# [Request]
All entries must be extracted exactly, with nothing added or dropped.

──────────

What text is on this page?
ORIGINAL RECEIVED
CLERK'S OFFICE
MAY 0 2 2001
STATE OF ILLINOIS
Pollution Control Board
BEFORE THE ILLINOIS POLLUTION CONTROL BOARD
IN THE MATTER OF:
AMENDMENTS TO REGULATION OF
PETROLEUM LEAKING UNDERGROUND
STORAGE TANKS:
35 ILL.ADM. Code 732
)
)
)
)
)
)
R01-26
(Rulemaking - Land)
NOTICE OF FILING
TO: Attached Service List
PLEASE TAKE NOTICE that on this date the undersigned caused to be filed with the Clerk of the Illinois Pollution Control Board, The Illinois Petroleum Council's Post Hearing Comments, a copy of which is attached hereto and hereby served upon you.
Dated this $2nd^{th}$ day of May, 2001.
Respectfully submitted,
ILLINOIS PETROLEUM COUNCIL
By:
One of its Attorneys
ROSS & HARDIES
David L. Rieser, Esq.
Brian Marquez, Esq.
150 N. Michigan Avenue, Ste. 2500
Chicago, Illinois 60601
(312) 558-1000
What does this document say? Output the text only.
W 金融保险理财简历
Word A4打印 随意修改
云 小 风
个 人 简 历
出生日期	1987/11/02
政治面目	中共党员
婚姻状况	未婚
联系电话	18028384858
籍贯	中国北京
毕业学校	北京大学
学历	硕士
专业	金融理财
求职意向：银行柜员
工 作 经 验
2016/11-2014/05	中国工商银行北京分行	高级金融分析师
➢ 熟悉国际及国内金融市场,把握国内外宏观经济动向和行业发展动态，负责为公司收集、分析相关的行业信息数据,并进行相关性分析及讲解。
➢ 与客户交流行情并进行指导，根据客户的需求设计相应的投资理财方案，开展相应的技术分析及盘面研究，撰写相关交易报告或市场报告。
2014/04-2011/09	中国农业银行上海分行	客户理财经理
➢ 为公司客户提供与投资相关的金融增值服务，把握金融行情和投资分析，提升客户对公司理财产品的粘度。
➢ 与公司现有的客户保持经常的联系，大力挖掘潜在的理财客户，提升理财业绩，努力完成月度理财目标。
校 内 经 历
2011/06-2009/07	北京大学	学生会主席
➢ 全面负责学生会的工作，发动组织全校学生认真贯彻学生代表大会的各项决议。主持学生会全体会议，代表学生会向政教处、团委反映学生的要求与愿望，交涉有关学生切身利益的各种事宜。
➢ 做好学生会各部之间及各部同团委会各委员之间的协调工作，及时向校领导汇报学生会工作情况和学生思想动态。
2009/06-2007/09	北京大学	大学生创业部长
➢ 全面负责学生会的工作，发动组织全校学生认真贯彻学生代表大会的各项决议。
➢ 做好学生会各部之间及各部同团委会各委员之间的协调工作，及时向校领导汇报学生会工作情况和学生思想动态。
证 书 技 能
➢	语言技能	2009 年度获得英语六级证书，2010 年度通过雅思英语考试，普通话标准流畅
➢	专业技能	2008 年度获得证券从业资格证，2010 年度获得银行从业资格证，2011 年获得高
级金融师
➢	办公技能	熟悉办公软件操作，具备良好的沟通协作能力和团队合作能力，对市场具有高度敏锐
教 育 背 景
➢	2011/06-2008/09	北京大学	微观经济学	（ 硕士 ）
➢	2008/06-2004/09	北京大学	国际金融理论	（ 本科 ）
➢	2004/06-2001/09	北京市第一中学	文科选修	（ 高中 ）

──────────

# [Exercise output]
What text is on this page?
ORIGINAL RECEIVED
CLERK'S OFFICE
MAY 0 2 2001
STATE OF ILLINOIS
Pollution Control Board
BEFORE THE ILLINOIS POLLUTION CONTROL BOARD
IN THE MATTER OF:
AMENDMENTS TO REGULATION OF
PETROLEUM LEAKING UNDERGROUND
STORAGE TANKS:
35 ILL.ADM. Code 732
)
)
)
)
)
)
R01-26
(Rulemaking - Land)
NOTICE OF FILING
TO: Attached Service List
PLEASE TAKE NOTICE that on this date the undersigned caused to be filed with the Clerk of the Illinois Pollution Control Board, The Illinois Petroleum Council's Post Hearing Comments, a copy of which is attached hereto and hereby served upon you.
Dated this $2nd^{th}$ day of May, 2001.
Respectfully submitted,
ILLINOIS PETROLEUM COUNCIL
By:
One of its Attorneys
ROSS & HARDIES
David L. Rieser, Esq.
Brian Marquez, Esq.
150 N. Michigan Avenue, Ste. 2500
Chicago, Illinois 60601
(312) 558-1000
What does this document say? Output the text only.
W 金融保险理财简历
Word A4打印 随意修改
云 小 风
个 人 简 历
出生日期	1987/11/02
政治面目	中共党员
婚姻状况	未婚
联系电话	18028384858
籍贯	中国北京
毕业学校	北京大学
学历	硕士
专业	金融理财
求职意向：银行柜员
工 作 经 验
2016/11-2014/05	中国工商银行北京分行	高级金融分析师
➢ 熟悉国际及国内金融市场,把握国内外宏观经济动向和行业发展动态，负责为公司收集、分析相关的行业信息数据,并进行相关性分析及讲解。
➢ 与客户交流行情并进行指导，根据客户的需求设计相应的投资理财方案，开展相应的技术分析及盘面研究，撰写相关交易报告或市场报告。
2014/04-2011/09	中国农业银行上海分行	客户理财经理
➢ 为公司客户提供与投资相关的金融增值服务，把握金融行情和投资分析，提升客户对公司理财产品的粘度。
➢ 与公司现有的客户保持经常的联系，大力挖掘潜在的理财客户，提升理财业绩，努力完成月度理财目标。
校 内 经 历
2011/06-2009/07	北京大学	学生会主席
➢ 全面负责学生会的工作，发动组织全校学生认真贯彻学生代表大会的各项决议。主持学生会全体会议，代表学生会向政教处、团委反映学生的要求与愿望，交涉有关学生切身利益的各种事宜。
➢ 做好学生会各部之间及各部同团委会各委员之间的协调工作，及时向校领导汇报学生会工作情况和学生思想动态。
2009/06-2007/09	北京大学	大学生创业部长
➢ 全面负责学生会的工作，发动组织全校学生认真贯彻学生代表大会的各项决议。
➢ 做好学生会各部之间及各部同团委会各委员之间的协调工作，及时向校领导汇报学生会工作情况和学生思想动态。
证 书 技 能
➢	语言技能	2009 年度获得英语六级证书，2010 年度通过雅思英语考试，普通话标准流畅
➢	专业技能	2008 年度获得证券从业资格证，2010 年度获得银行从业资格证，2011 年获得高
级金融师
➢	办公技能	熟悉办公软件操作，具备良好的沟通协作能力和团队合作能力，对市场具有高度敏锐
教 育 背 景
➢	2011/06-2008/09	北京大学	微观经济学	（ 硕士 ）
➢	2008/06-2004/09	北京大学	国际金融理论	（ 本科 ）
➢	2004/06-2001/09	北京市第一中学	文科选修	（ 高中 ）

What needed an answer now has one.